## Given problem
Print all of the data exactly.

/---

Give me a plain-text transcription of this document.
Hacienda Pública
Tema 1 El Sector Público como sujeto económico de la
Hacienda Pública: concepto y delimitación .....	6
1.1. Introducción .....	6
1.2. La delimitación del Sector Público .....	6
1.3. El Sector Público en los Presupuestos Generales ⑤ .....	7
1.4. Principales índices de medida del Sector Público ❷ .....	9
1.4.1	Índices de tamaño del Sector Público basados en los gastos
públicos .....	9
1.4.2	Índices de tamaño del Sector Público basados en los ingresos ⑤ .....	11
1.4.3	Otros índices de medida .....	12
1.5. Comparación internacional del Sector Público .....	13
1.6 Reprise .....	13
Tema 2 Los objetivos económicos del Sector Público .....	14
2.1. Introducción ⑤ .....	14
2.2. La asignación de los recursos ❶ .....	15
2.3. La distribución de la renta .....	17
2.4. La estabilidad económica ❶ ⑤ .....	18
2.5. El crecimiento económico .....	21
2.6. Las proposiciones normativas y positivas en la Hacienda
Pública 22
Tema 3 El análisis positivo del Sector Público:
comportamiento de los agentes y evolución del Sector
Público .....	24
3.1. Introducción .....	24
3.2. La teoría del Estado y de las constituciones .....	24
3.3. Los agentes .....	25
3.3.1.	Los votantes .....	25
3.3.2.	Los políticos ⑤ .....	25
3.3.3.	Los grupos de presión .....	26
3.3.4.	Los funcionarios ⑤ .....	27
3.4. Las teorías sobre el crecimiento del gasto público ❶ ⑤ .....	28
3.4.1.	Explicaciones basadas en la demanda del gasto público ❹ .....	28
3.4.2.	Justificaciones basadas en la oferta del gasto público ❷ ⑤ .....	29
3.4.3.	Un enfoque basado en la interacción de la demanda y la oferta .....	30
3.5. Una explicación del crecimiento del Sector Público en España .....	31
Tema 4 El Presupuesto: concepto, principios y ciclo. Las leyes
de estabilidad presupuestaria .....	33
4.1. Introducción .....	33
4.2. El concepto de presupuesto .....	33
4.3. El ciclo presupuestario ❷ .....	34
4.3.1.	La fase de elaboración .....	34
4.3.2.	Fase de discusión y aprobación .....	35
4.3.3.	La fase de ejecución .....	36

\---

## Answer to the exercise
Give me a plain-text transcription of this document.
Hacienda Pública
Tema 1 El Sector Público como sujeto económico de la
Hacienda Pública: concepto y delimitación .....	6
1.1. Introducción .....	6
1.2. La delimitación del Sector Público .....	6
1.3. El Sector Público en los Presupuestos Generales ⑤ .....	7
1.4. Principales índices de medida del Sector Público ❷ .....	9
1.4.1	Índices de tamaño del Sector Público basados en los gastos
públicos .....	9
1.4.2	Índices de tamaño del Sector Público basados en los ingresos ⑤ .....	11
1.4.3	Otros índices de medida .....	12
1.5. Comparación internacional del Sector Público .....	13
1.6 Reprise .....	13
Tema 2 Los objetivos económicos del Sector Público .....	14
2.1. Introducción ⑤ .....	14
2.2. La asignación de los recursos ❶ .....	15
2.3. La distribución de la renta .....	17
2.4. La estabilidad económica ❶ ⑤ .....	18
2.5. El crecimiento económico .....	21
2.6. Las proposiciones normativas y positivas en la Hacienda
Pública 22
Tema 3 El análisis positivo del Sector Público:
comportamiento de los agentes y evolución del Sector
Público .....	24
3.1. Introducción .....	24
3.2. La teoría del Estado y de las constituciones .....	24
3.3. Los agentes .....	25
3.3.1.	Los votantes .....	25
3.3.2.	Los políticos ⑤ .....	25
3.3.3.	Los grupos de presión .....	26
3.3.4.	Los funcionarios ⑤ .....	27
3.4. Las teorías sobre el crecimiento del gasto público ❶ ⑤ .....	28
3.4.1.	Explicaciones basadas en la demanda del gasto público ❹ .....	28
3.4.2.	Justificaciones basadas en la oferta del gasto público ❷ ⑤ .....	29
3.4.3.	Un enfoque basado en la interacción de la demanda y la oferta .....	30
3.5. Una explicación del crecimiento del Sector Público en España .....	31
Tema 4 El Presupuesto: concepto, principios y ciclo. Las leyes
de estabilidad presupuestaria .....	33
4.1. Introducción .....	33
4.2. El concepto de presupuesto .....	33
4.3. El ciclo presupuestario ❷ .....	34
4.3.1.	La fase de elaboración .....	34
4.3.2.	Fase de discusión y aprobación .....	35
4.3.3.	La fase de ejecución .....	36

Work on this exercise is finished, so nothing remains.